Problem to work on: Copy out every line that contains the word "玉成街道涌泉村村集体".

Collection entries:
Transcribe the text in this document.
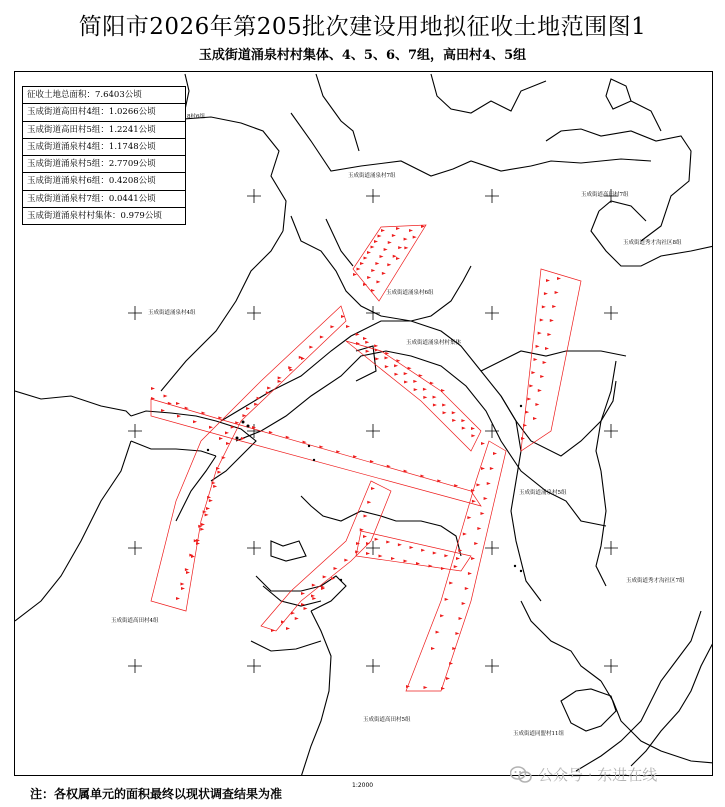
简阳市2026年第205批次建设用地拟征收土地范围图1
玉成街道涌泉村村集体、4、5、6、7组，高田村4、5组
8村6组
玉成街道涌泉村7组
玉成街道高田村7组
玉成街道秀才沟社区8组
玉成街道涌泉村6组
玉成街道涌泉村4组
玉成街道涌泉村村集体
玉成街道涌泉村5组
玉成街道秀才沟社区7组
玉成街道高田村4组
玉成街道高田村5组
玉成街道同盟村11组
征收土地总面积：7.6403公顷
玉成街道高田村4组：1.0266公顷
玉成街道高田村5组：1.2241公顷
玉成街道涌泉村4组：1.1748公顷
玉成街道涌泉村5组：2.7709公顷
玉成街道涌泉村6组：0.4208公顷
玉成街道涌泉村7组：0.0441公顷
玉成街道涌泉村村集体：0.979公顷
注：各权属单元的面积最终以现状调查结果为准
1:2000
公众号 · 东进在线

In response:
玉成街道涌泉村村集体、4、5、6、7组，高田村4、5组
玉成街道涌泉村村集体
玉成街道涌泉村村集体：0.979公顷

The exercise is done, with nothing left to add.